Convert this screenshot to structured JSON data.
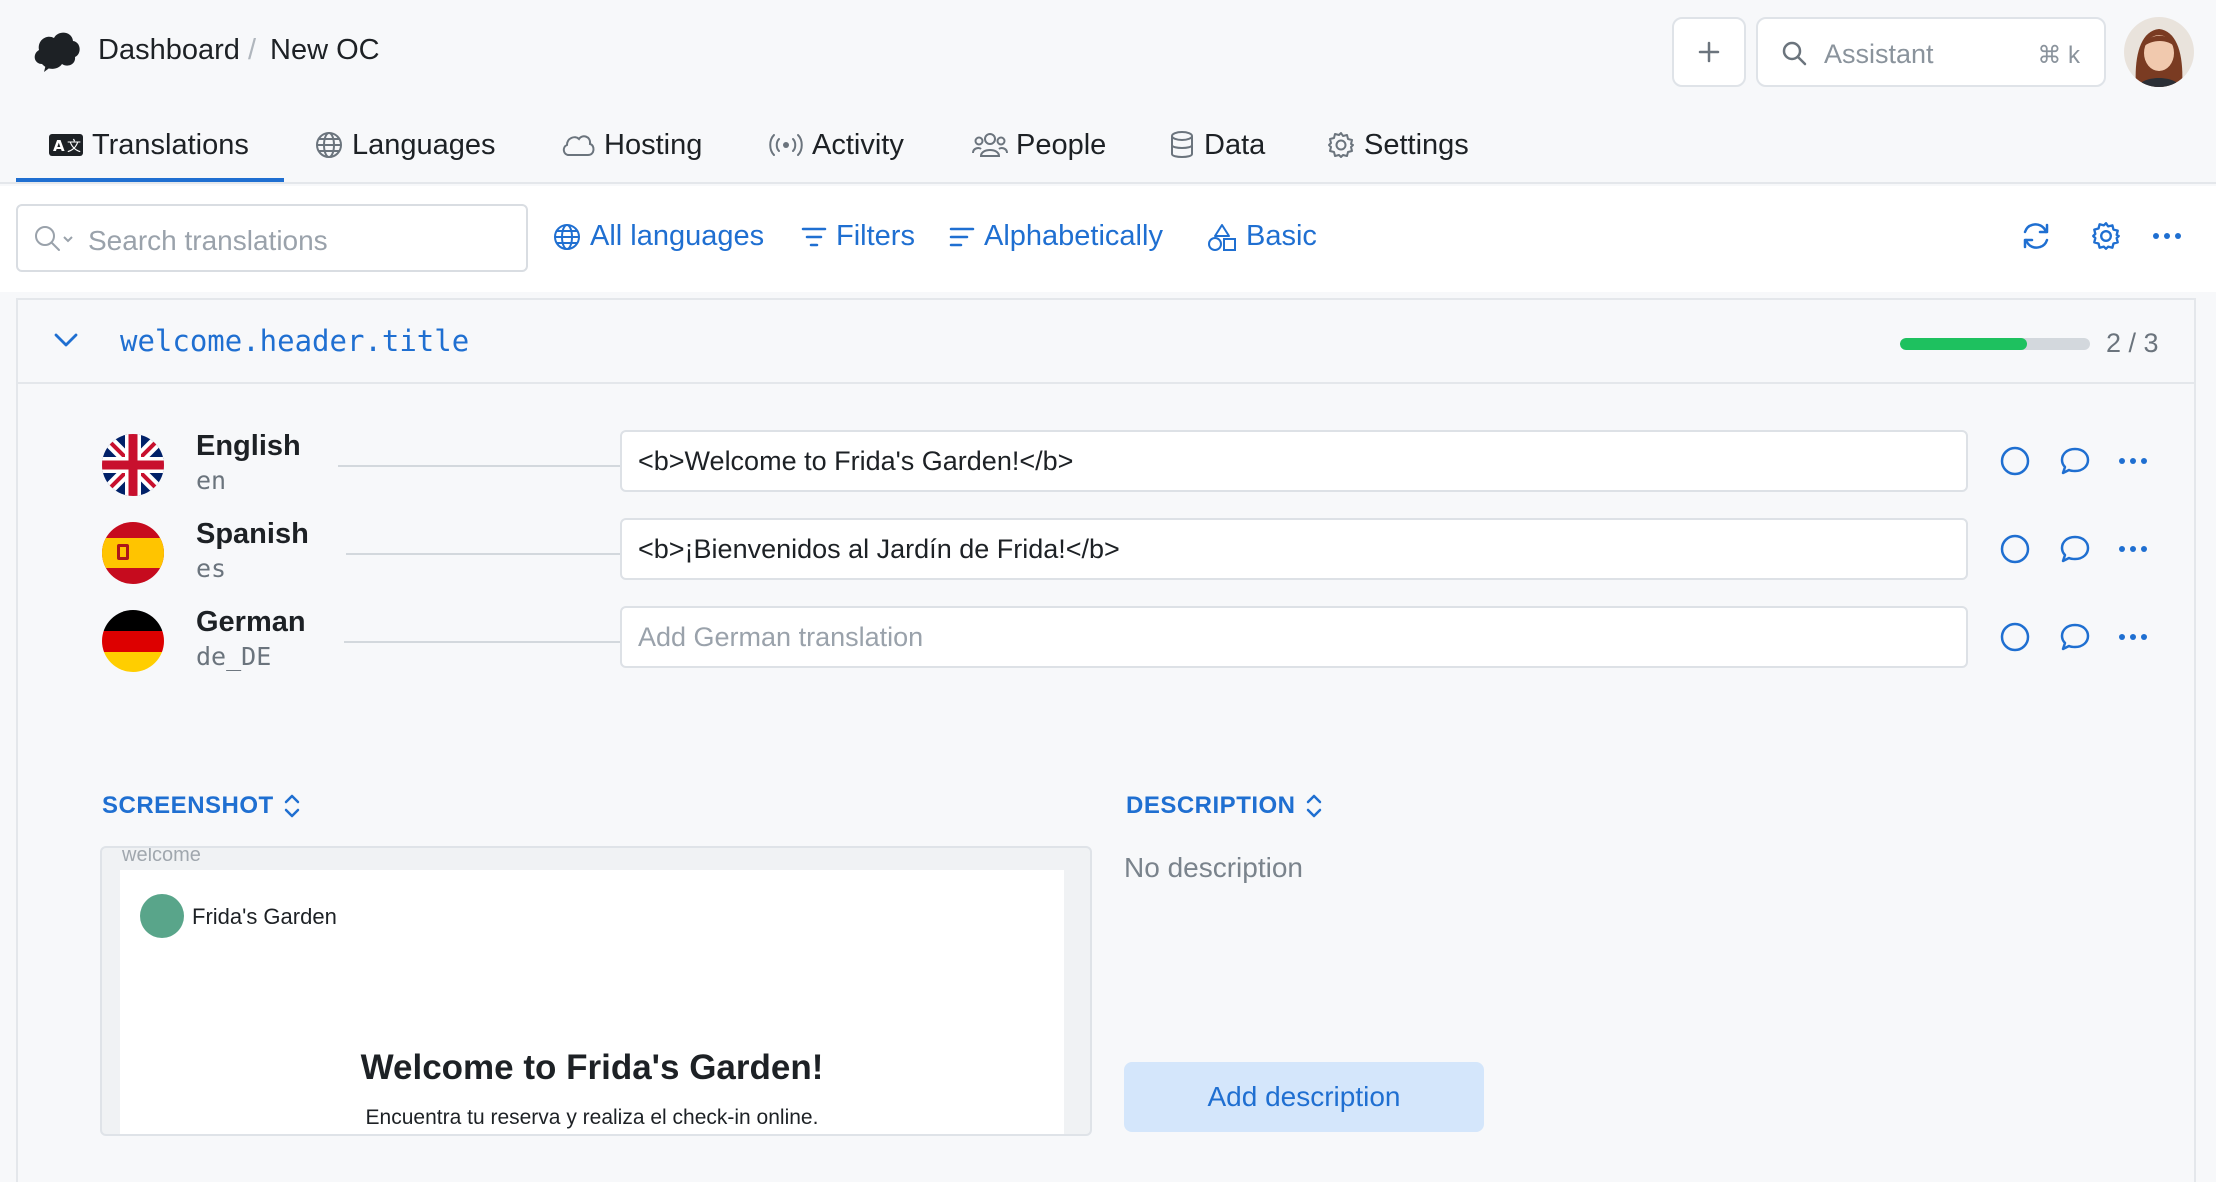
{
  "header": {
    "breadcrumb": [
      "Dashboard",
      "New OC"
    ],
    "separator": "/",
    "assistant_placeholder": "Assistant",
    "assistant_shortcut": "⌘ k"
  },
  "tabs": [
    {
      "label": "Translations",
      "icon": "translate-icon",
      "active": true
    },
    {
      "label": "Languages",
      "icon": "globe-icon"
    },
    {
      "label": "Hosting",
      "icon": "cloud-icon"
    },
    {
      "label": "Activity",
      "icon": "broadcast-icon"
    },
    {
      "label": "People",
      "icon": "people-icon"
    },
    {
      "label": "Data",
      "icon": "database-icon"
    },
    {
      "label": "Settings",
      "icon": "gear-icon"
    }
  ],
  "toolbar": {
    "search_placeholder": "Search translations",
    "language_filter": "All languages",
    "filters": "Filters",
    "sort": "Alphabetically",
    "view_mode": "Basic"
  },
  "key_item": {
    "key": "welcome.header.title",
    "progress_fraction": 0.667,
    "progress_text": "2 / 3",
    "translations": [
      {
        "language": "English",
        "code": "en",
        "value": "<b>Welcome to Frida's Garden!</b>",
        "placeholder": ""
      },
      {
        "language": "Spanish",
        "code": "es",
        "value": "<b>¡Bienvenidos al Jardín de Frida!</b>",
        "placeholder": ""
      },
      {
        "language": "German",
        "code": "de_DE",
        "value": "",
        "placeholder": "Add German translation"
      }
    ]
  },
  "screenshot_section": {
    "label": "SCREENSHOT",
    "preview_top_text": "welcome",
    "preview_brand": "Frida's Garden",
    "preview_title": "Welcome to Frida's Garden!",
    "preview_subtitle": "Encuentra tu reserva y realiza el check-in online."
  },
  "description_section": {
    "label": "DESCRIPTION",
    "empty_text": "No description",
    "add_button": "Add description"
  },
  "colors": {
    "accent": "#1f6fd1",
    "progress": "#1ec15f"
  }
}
...
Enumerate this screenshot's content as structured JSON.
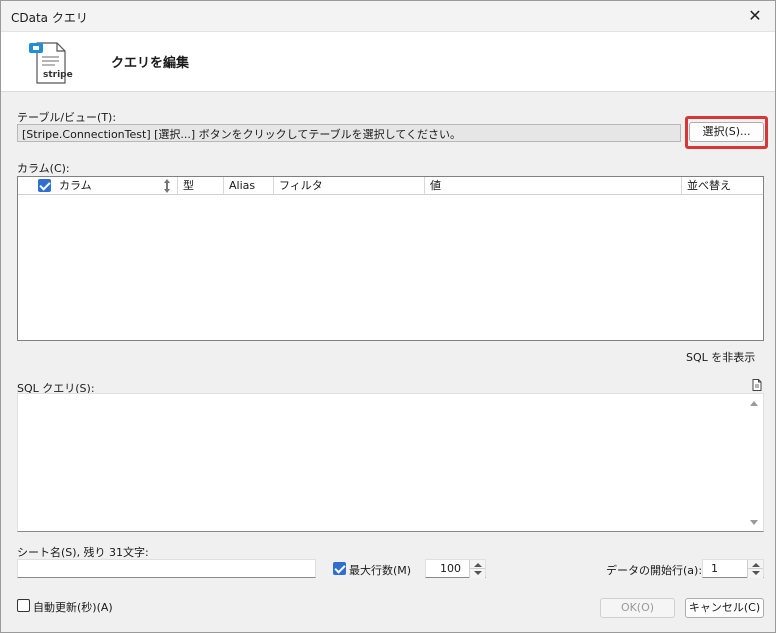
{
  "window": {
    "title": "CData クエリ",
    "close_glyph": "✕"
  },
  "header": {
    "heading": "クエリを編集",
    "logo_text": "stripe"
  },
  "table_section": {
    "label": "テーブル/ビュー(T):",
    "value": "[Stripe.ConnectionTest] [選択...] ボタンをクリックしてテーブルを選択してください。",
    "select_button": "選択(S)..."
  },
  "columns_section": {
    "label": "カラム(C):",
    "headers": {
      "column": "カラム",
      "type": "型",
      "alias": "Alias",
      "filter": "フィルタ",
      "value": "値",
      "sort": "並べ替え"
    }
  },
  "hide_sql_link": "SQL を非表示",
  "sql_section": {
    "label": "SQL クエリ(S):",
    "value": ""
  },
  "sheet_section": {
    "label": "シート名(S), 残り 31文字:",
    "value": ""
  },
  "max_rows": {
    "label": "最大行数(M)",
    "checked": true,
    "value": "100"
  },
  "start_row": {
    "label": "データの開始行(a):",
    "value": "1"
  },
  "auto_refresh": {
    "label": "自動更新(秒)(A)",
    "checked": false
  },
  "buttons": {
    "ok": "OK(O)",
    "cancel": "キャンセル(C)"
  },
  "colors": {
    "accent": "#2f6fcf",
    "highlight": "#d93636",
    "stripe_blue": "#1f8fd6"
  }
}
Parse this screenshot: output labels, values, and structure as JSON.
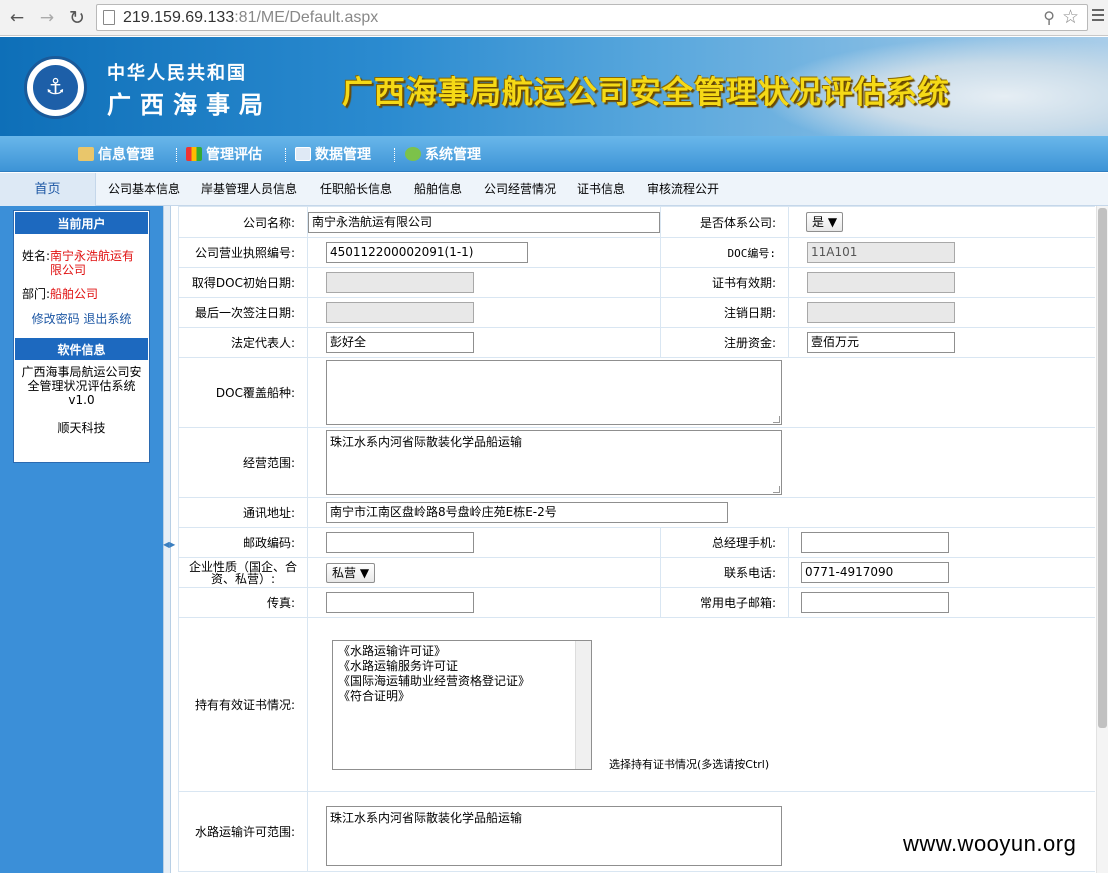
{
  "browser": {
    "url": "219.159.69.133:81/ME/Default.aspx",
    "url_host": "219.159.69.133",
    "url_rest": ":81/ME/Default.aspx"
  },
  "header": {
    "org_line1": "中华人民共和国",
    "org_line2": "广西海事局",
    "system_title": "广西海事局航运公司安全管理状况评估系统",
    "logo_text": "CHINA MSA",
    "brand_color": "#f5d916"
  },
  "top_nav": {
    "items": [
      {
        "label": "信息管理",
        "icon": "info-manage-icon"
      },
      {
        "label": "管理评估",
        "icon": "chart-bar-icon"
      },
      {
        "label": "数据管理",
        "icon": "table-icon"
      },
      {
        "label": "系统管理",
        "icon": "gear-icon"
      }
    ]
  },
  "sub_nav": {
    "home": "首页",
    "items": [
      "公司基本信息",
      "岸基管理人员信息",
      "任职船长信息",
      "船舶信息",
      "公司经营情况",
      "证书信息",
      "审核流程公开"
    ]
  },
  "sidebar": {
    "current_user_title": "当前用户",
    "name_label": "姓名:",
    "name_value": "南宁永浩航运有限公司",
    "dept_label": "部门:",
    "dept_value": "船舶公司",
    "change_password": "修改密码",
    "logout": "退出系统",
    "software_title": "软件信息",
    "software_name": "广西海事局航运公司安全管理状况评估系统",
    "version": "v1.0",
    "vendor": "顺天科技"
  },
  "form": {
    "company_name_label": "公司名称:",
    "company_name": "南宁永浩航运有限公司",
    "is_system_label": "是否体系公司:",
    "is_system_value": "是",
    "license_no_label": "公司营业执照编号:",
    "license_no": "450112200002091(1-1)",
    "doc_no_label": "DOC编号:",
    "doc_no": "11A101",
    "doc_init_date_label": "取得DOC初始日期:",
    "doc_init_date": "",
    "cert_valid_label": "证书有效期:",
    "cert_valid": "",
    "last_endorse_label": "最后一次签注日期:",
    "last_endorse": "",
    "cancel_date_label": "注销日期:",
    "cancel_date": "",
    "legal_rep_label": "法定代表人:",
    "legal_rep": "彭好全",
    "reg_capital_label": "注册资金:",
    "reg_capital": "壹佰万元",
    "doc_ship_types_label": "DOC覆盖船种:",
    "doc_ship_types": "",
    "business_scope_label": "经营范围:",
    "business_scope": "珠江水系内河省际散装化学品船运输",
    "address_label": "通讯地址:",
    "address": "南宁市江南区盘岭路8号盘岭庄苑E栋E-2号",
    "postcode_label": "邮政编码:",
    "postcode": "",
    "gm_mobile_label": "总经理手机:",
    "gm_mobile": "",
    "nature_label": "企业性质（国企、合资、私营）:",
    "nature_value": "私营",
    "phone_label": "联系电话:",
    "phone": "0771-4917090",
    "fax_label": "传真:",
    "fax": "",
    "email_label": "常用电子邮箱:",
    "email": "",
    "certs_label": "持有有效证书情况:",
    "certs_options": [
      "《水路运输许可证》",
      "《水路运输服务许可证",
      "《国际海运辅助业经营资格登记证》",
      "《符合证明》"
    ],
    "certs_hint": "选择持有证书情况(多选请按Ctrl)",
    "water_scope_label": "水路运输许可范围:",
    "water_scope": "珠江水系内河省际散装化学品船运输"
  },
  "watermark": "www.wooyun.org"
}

• _EXERCISE REQUIREMENTS_
Copy every line from the entries that contains the word "珠江水系内河省际散装化学品船运输".

• _FINISHED ANSWER_
    "business_scope": "珠江水系内河省际散装化学品船运输",
    "water_scope": "珠江水系内河省际散装化学品船运输"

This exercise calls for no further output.